#### EXTRACTED TEXT
* * * * *
Summary statistics of explanatory variables included in Table 2

Round 1 Round 2 Round 3 Round 4 Round 5
Time in marriage, %
 Never married 100.0 79.7 64.3 46.5 35.3
 1 round 0.0 20.3 17.0 20.5 14.2
 2 rounds 0.0 0.0 18.8 15.1 17.9
 3 rounds 0.0 0.0 0.0 17.9 14.9
 4 rounds 0.0 0.0 0.0 0.0 17.8
Attends school, % 77.1 60.0 46.5 29.5 22.7
Highest grade attended, %
 Less than standard 8 73.5 60.4 50.5 45.8 43.3
 Standard 8 25.0 25.4 25.8 23.5 22.6
 Some secondary 1.5 14.1 23.7 30.8 34.1
Chichewa literacy and numeracy skills, %
 No skills 14.7 13.0 13.4 14.8 13.3
 Literate but not numerate 39.2 40.6 44.2 47.1 42.2
 Numerate 46.2 46.4 42.4 38.0 44.5
Can read in English, % 63.9 68.7 67.9 61.8 65.7
Mean household items 5.0 5.3 5.4 5.8 5.9
Mother has died, % 14.8 15.6 17.0 17.3 18.9
Father has died, % 27.2 28.6 30.0 30.8 33.2
Mean perceived HIV prevalence 3.6 4.1 4.3 4.4 4.9
Don’t know HIV prevalence, % 9.6 4.8 3.1 5.0 3.0
Ever reported having sex, % 35.3 57.4 76.8 86.4 91.3
Ever reported condom use, % 19.3 33.6 45.9 59.3 67.4

N 853 857 837 800 766

Acknowledgments

An earlier version of this article was presented at the Mini-Conference on Marriage Patterns, Union Stability, and HIV in Sub-Saharan Africa organized by Sangeetha Madhavan and Abigail Harrison, San Francisco, CA, May 2012. We are grateful for comments on this article by Barbara Mensch and by participants at the Mini-Conference. Research reported in this publication was supported by the Eunice Kennedy Shriver National Institute of Child Health and Human Development (R01 HD062155), the Spencer Foundation (200700065), the MacArthur Foundation, and the William and Flora Hewlett Foundation. Additional support for the first author was provided by a core grant from the Eunice Kennedy Shriver National Institute of Child Health and Human Development (R24 HD047873) to the Center for Demography and Ecology at the University of Wisconsin–Madison.
* * * * *
#### DATA PROVIDED
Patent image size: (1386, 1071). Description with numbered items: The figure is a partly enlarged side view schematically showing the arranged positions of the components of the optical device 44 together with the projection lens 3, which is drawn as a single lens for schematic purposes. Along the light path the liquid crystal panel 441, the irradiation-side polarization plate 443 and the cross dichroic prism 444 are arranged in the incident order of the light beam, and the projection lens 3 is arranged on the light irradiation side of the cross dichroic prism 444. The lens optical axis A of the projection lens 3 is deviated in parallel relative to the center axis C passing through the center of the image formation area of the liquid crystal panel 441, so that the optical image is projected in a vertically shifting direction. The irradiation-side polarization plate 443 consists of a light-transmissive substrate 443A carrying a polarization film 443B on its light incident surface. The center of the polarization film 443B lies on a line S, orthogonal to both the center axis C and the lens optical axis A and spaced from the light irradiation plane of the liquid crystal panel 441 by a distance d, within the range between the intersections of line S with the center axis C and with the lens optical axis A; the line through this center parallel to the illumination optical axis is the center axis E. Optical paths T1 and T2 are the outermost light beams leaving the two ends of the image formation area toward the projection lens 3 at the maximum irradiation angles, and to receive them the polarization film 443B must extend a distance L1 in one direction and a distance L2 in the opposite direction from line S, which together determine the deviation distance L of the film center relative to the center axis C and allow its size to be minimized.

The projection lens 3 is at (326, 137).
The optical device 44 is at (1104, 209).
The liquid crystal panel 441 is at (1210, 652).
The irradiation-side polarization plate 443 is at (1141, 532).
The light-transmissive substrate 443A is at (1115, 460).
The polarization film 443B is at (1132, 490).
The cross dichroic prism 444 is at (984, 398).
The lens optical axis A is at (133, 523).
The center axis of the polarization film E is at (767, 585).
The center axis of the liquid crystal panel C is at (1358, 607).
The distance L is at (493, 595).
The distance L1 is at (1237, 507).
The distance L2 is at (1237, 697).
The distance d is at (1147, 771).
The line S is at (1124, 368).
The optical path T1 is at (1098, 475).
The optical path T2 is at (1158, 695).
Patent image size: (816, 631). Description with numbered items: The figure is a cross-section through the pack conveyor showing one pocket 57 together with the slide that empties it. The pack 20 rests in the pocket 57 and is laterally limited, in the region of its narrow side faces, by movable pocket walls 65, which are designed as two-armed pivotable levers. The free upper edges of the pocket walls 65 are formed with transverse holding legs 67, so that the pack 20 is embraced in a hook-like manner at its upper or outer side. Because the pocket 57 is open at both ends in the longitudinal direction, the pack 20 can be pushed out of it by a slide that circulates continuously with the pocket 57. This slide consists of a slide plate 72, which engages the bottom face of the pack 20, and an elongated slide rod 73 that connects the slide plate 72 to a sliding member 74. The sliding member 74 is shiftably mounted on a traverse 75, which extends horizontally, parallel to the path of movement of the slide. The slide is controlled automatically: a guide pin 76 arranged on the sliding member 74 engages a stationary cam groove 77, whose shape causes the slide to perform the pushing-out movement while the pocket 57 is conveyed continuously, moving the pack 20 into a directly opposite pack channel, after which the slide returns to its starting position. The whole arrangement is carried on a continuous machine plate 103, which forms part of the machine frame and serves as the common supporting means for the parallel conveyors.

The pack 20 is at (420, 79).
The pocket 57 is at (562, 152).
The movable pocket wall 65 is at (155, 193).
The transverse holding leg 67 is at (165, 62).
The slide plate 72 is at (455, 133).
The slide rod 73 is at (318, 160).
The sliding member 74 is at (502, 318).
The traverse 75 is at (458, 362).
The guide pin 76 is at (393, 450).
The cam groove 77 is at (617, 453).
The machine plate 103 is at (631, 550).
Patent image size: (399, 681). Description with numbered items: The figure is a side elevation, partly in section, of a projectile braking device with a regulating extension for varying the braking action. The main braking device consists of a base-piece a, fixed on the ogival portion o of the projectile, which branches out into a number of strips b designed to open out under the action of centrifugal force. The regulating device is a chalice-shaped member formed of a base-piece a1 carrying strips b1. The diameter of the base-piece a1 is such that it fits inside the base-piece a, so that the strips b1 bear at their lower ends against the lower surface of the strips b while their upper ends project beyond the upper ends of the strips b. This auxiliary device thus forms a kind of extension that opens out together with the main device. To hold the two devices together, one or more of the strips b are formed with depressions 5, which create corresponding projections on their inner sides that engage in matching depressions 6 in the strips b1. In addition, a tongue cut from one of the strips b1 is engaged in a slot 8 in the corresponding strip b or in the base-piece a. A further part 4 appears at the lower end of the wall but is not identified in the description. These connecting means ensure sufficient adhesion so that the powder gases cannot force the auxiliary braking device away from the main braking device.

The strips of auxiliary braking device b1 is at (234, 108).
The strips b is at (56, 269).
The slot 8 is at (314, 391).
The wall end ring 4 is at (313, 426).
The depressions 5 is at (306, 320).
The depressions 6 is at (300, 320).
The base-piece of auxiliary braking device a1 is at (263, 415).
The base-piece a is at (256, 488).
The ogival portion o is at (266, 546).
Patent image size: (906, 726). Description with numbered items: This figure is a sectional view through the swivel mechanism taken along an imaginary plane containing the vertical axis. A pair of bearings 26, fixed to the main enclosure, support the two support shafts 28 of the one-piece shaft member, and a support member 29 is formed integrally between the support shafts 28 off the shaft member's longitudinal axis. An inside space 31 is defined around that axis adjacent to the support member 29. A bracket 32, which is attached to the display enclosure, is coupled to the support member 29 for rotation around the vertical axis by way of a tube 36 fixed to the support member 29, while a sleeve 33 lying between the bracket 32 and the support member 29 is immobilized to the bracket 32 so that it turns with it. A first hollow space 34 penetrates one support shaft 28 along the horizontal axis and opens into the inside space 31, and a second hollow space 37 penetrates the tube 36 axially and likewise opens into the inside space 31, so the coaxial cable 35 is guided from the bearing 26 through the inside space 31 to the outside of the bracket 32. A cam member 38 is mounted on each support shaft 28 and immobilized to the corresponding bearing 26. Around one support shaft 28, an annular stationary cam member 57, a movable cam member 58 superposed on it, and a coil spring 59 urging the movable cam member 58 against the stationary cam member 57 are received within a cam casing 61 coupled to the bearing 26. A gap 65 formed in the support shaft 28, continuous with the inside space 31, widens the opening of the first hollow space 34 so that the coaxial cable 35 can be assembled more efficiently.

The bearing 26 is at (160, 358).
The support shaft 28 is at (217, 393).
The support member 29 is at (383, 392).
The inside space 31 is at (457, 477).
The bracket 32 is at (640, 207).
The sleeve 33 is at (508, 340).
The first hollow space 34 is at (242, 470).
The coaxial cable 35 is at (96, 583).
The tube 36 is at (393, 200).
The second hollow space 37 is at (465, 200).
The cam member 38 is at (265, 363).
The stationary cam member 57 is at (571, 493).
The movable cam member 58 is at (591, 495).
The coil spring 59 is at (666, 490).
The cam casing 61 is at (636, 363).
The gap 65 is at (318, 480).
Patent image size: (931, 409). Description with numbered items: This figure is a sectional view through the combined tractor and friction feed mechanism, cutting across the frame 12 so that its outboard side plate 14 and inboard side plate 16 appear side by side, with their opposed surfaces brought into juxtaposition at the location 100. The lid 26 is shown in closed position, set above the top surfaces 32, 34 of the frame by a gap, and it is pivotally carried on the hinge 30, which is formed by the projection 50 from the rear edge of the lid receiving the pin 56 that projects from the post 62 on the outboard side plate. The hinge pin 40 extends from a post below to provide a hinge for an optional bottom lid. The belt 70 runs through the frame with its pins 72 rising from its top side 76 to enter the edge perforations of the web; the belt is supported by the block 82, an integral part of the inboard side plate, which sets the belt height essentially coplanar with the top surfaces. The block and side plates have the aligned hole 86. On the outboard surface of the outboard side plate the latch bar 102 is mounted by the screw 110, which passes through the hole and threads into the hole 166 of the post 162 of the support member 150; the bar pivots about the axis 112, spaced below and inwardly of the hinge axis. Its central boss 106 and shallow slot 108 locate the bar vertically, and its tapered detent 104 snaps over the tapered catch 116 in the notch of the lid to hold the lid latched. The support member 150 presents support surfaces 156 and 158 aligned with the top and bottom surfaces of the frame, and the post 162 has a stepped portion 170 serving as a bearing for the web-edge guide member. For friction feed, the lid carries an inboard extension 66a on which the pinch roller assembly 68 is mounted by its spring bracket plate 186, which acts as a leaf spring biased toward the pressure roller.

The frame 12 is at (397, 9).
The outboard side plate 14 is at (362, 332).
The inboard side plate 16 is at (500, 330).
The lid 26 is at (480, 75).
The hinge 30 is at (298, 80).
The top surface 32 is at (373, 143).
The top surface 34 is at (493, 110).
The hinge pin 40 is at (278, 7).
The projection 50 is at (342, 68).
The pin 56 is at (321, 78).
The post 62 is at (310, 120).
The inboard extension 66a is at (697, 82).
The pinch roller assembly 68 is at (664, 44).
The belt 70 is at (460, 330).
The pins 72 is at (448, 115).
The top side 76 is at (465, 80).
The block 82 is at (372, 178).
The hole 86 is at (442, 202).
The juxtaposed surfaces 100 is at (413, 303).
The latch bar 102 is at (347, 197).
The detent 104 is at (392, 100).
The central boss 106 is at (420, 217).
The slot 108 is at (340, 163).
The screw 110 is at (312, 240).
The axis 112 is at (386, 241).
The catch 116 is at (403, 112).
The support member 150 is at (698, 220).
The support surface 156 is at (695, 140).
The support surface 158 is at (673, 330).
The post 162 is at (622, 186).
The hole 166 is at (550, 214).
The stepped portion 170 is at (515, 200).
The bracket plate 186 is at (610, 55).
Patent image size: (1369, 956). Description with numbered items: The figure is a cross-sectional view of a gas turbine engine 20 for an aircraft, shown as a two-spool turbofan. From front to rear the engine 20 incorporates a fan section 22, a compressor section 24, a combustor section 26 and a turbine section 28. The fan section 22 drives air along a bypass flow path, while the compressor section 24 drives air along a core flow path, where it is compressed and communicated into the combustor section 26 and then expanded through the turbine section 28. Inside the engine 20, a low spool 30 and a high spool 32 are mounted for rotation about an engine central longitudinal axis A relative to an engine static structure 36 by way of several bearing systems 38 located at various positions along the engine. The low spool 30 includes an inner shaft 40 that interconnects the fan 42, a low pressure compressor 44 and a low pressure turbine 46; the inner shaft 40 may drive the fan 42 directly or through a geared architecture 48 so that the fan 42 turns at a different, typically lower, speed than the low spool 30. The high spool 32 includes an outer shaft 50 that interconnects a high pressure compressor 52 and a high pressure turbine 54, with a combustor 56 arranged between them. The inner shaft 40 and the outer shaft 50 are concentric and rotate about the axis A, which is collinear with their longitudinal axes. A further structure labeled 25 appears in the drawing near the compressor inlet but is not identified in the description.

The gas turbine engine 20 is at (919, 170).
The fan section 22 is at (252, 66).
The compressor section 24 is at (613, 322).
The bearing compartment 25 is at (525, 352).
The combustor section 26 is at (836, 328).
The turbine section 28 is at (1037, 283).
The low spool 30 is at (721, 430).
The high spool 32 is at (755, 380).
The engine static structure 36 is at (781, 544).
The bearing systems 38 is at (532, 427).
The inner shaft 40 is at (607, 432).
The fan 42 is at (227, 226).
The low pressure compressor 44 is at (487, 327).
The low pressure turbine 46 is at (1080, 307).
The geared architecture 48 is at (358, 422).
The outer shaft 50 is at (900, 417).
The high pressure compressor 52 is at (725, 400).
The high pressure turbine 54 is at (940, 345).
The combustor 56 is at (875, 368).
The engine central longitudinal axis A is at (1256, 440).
* * * * *
#### PROBLEM STATEMENT
Copy out the summary statistics text above in full, including the acknowledgments, without changing anything.

#### ANSWER SPACE
Summary statistics of explanatory variables included in Table 2

Round 1 Round 2 Round 3 Round 4 Round 5
Time in marriage, %
 Never married 100.0 79.7 64.3 46.5 35.3
 1 round 0.0 20.3 17.0 20.5 14.2
 2 rounds 0.0 0.0 18.8 15.1 17.9
 3 rounds 0.0 0.0 0.0 17.9 14.9
 4 rounds 0.0 0.0 0.0 0.0 17.8
Attends school, % 77.1 60.0 46.5 29.5 22.7
Highest grade attended, %
 Less than standard 8 73.5 60.4 50.5 45.8 43.3
 Standard 8 25.0 25.4 25.8 23.5 22.6
 Some secondary 1.5 14.1 23.7 30.8 34.1
Chichewa literacy and numeracy skills, %
 No skills 14.7 13.0 13.4 14.8 13.3
 Literate but not numerate 39.2 40.6 44.2 47.1 42.2
 Numerate 46.2 46.4 42.4 38.0 44.5
Can read in English, % 63.9 68.7 67.9 61.8 65.7
Mean household items 5.0 5.3 5.4 5.8 5.9
Mother has died, % 14.8 15.6 17.0 17.3 18.9
Father has died, % 27.2 28.6 30.0 30.8 33.2
Mean perceived HIV prevalence 3.6 4.1 4.3 4.4 4.9
Don’t know HIV prevalence, % 9.6 4.8 3.1 5.0 3.0
Ever reported having sex, % 35.3 57.4 76.8 86.4 91.3
Ever reported condom use, % 19.3 33.6 45.9 59.3 67.4

N 853 857 837 800 766

Acknowledgments

An earlier version of this article was presented at the Mini-Conference on Marriage Patterns, Union Stability, and HIV in Sub-Saharan Africa organized by Sangeetha Madhavan and Abigail Harrison, San Francisco, CA, May 2012. We are grateful for comments on this article by Barbara Mensch and by participants at the Mini-Conference. Research reported in this publication was supported by the Eunice Kennedy Shriver National Institute of Child Health and Human Development (R01 HD062155), the Spencer Foundation (200700065), the MacArthur Foundation, and the William and Flora Hewlett Foundation. Additional support for the first author was provided by a core grant from the Eunice Kennedy Shriver National Institute of Child Health and Human Development (R24 HD047873) to the Center for Demography and Ecology at the University of Wisconsin–Madison.